(Structured figure records)
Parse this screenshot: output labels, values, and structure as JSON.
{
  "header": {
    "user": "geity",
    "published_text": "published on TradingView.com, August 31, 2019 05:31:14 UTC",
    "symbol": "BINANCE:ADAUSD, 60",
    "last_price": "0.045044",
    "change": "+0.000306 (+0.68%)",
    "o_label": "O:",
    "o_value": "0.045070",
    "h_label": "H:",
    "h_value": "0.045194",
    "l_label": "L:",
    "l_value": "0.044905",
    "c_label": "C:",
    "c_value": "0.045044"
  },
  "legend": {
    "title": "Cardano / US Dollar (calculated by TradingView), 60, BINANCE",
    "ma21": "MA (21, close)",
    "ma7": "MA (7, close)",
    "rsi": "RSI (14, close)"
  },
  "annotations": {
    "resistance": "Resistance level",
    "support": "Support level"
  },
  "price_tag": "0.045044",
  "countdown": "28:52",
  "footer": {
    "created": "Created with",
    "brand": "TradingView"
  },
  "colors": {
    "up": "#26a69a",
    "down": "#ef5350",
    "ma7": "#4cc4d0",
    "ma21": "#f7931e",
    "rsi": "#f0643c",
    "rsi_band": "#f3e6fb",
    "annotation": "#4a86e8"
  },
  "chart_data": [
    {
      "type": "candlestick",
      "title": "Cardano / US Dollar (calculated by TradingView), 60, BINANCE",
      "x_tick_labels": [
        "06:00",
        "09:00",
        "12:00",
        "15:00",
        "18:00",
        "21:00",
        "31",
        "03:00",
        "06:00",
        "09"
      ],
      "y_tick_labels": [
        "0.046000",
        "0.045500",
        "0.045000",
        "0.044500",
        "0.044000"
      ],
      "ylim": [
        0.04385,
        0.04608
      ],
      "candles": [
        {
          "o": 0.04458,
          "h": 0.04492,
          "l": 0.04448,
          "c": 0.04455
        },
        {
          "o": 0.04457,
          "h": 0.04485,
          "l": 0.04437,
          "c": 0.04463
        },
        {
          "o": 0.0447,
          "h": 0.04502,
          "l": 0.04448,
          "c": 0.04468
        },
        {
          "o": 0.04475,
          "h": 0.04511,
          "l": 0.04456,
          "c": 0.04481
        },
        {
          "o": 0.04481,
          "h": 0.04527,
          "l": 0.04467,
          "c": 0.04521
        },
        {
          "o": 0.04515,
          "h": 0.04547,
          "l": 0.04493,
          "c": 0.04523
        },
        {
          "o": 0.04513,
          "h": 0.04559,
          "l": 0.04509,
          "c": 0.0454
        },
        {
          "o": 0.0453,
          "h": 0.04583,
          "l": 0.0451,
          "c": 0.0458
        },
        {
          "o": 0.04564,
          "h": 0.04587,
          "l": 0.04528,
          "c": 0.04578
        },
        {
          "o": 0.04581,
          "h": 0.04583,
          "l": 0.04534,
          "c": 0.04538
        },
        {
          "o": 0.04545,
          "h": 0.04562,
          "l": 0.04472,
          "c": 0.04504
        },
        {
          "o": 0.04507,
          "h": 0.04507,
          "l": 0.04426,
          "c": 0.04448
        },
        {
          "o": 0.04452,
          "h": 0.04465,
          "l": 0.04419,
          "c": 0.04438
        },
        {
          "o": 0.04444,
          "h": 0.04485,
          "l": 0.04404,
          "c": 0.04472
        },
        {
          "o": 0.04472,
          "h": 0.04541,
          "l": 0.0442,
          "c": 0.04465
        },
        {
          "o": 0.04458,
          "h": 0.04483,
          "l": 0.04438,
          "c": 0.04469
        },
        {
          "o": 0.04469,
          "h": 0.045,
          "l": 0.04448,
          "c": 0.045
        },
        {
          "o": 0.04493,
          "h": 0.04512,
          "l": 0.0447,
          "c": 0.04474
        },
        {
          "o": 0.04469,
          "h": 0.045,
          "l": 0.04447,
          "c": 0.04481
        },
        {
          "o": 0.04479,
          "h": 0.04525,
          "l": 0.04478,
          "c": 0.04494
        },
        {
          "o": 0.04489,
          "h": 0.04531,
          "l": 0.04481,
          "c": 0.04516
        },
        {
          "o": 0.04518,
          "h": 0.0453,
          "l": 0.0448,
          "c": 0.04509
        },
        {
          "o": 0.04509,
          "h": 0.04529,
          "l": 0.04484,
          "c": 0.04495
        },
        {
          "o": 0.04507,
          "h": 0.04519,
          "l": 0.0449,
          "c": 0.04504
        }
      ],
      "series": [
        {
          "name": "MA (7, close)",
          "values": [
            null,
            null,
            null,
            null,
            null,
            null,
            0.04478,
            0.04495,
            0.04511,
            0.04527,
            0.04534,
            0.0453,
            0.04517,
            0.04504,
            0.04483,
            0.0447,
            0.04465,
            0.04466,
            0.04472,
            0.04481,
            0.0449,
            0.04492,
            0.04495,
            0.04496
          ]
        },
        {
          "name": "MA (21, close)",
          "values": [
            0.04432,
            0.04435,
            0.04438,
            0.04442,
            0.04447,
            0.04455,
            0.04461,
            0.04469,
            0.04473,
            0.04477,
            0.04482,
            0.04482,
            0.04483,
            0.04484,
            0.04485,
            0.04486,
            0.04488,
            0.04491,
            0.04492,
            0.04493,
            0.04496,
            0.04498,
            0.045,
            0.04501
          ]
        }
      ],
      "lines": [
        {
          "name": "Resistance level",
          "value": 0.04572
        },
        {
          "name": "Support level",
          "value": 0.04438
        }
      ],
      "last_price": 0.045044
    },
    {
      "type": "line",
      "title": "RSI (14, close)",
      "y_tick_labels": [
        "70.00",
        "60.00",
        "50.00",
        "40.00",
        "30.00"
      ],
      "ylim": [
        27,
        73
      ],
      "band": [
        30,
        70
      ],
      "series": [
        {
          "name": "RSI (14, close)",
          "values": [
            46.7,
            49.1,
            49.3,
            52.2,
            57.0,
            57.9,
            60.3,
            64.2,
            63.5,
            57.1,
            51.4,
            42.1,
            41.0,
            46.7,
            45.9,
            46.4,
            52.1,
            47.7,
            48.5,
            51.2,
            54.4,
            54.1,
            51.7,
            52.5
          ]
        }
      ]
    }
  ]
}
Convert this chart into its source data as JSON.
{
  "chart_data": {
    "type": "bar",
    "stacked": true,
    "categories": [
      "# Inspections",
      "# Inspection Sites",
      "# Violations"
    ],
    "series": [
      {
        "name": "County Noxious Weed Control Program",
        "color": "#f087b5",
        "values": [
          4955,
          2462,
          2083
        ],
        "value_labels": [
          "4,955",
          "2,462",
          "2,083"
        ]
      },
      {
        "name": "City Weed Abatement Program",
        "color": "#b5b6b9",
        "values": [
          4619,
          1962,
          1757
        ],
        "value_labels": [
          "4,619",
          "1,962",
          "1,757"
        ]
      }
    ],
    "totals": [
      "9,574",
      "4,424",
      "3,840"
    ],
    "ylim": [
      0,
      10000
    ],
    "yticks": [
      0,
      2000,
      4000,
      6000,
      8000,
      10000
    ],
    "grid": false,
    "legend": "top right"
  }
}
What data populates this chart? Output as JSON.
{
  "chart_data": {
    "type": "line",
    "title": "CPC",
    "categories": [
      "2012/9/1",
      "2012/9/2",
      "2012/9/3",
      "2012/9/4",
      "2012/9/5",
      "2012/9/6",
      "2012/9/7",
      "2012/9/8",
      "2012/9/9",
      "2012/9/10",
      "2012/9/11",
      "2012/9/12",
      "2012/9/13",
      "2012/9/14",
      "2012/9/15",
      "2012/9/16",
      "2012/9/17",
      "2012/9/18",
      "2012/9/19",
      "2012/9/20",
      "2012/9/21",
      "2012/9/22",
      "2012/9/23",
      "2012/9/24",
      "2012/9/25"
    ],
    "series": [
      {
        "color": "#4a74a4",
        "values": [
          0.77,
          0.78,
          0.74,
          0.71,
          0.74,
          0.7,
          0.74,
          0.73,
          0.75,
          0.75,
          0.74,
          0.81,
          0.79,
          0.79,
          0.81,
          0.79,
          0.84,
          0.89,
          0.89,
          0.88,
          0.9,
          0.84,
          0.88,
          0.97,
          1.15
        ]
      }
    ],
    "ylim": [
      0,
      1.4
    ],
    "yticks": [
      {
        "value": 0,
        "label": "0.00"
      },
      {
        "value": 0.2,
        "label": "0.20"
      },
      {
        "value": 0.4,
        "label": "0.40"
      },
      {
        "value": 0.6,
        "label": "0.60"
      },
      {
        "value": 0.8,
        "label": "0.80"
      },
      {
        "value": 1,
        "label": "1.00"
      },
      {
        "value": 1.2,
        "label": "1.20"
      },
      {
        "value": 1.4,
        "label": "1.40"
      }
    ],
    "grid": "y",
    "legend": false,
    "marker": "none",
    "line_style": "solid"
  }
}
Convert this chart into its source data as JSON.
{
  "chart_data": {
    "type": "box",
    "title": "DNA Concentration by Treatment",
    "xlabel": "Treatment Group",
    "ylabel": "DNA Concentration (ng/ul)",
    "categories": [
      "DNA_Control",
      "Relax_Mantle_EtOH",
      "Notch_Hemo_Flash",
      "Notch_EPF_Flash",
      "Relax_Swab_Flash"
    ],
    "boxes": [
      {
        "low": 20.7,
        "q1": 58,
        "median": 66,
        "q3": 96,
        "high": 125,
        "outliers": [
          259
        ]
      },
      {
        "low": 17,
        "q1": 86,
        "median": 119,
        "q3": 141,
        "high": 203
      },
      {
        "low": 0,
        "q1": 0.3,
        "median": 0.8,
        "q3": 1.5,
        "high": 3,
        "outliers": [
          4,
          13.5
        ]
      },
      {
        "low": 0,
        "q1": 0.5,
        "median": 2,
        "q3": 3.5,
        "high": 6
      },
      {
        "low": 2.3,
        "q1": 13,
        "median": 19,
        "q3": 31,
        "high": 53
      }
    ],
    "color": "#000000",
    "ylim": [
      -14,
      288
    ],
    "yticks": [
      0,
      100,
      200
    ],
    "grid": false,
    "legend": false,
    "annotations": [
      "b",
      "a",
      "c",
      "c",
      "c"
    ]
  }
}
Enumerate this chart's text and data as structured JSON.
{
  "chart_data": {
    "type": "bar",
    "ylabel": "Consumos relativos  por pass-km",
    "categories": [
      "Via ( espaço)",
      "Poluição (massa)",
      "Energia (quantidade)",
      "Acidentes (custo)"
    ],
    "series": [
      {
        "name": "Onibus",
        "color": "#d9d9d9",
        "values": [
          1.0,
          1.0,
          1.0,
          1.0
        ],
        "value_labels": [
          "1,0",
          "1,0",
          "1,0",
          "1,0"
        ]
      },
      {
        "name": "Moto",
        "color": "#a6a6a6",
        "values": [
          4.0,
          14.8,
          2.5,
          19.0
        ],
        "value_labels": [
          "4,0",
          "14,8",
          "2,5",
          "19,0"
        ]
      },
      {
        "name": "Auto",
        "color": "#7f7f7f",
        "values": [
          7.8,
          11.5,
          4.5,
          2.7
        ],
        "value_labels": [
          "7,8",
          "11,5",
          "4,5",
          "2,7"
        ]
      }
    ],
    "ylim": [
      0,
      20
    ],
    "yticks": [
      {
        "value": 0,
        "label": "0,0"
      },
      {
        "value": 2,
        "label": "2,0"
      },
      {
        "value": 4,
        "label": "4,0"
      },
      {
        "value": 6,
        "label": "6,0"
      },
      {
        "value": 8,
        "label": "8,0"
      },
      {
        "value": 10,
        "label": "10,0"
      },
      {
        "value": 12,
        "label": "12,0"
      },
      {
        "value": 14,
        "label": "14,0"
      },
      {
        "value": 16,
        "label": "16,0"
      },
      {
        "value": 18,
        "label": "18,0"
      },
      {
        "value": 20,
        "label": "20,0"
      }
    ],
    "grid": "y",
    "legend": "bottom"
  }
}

EXERCISE:
Show the lines that mention the word "Weed".

WRITTEN ANSWER:
        "name": "County Noxious Weed Control Program",
        "name": "City Weed Abatement Program",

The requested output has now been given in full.